[Collected data]

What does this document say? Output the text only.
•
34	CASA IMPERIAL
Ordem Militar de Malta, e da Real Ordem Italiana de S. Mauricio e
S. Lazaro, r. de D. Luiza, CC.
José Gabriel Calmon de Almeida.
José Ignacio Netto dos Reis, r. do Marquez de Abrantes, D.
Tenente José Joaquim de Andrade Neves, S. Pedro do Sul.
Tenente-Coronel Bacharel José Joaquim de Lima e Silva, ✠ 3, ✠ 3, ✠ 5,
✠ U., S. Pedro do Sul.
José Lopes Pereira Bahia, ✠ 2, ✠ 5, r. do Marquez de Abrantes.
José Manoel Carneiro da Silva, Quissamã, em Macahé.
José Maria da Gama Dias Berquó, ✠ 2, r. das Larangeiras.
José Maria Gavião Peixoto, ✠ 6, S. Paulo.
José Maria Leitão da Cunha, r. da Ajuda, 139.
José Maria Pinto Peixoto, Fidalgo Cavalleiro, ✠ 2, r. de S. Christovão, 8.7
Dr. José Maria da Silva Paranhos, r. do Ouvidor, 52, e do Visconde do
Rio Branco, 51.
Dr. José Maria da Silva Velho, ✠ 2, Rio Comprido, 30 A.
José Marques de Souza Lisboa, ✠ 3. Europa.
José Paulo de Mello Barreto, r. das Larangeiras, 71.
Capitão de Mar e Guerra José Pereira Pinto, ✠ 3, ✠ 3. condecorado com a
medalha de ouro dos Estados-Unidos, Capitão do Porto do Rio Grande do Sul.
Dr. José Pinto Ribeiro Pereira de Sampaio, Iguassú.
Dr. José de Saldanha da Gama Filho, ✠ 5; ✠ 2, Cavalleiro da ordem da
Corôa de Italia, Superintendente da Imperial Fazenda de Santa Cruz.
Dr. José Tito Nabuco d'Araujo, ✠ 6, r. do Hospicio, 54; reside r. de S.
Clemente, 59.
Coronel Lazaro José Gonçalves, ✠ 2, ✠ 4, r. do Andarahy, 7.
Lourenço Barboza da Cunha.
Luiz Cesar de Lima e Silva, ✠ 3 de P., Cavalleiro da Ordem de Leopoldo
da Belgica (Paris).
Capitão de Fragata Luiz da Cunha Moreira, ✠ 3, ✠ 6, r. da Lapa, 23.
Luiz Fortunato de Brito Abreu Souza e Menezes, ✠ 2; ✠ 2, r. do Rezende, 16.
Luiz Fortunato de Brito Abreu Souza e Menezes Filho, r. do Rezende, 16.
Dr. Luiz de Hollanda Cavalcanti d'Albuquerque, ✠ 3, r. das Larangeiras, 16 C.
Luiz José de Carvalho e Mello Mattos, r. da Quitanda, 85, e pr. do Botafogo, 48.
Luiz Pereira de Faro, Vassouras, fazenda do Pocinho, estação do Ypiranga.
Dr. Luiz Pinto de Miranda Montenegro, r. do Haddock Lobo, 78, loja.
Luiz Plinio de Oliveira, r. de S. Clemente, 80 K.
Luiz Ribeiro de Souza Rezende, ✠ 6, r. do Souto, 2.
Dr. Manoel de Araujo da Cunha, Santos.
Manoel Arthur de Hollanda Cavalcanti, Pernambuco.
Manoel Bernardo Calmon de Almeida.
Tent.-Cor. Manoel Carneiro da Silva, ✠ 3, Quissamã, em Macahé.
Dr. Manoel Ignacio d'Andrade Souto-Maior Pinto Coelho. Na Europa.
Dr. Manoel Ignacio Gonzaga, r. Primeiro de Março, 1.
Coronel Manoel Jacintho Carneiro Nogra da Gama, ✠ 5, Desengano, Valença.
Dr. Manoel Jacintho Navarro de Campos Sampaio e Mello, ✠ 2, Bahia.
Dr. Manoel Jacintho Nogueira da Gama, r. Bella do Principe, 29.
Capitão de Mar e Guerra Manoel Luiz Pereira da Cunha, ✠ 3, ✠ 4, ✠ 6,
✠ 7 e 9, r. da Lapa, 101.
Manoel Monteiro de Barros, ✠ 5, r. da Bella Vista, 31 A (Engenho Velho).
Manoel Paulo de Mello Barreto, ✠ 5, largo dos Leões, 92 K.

Work required: Tally every line of the listing that holds the string "Menezes", then give the number by itself.

Answer for the task: 2